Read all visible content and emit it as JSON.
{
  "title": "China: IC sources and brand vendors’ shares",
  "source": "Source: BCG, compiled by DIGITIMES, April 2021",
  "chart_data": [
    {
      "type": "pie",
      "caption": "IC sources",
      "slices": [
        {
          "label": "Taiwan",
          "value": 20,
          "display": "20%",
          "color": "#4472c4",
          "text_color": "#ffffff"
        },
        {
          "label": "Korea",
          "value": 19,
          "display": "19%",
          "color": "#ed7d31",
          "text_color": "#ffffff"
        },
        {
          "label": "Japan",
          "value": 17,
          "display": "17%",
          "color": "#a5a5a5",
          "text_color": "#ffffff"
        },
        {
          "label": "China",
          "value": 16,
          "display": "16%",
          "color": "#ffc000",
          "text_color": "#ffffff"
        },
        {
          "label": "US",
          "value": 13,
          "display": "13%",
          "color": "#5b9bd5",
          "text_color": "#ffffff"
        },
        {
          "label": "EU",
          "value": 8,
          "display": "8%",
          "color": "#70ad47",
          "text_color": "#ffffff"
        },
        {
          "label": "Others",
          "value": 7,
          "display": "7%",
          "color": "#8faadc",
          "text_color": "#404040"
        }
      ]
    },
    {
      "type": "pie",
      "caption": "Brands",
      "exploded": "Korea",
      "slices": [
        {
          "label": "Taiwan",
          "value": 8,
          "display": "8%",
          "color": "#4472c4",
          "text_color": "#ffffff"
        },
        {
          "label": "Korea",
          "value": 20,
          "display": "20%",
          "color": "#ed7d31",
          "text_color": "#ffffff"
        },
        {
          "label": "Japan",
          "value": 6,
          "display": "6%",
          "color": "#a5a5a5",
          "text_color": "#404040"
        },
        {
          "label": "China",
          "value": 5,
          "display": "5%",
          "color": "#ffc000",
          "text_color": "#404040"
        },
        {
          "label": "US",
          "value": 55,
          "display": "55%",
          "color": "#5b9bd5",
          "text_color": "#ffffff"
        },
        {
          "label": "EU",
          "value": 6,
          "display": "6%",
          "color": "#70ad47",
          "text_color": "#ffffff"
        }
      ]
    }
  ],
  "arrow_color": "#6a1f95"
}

*Problem to work on*
Copy every line of the entries above in which "sources" occurs.

*In response*
  "title": "China: IC sources and brand vendors’ shares",
      "caption": "IC sources",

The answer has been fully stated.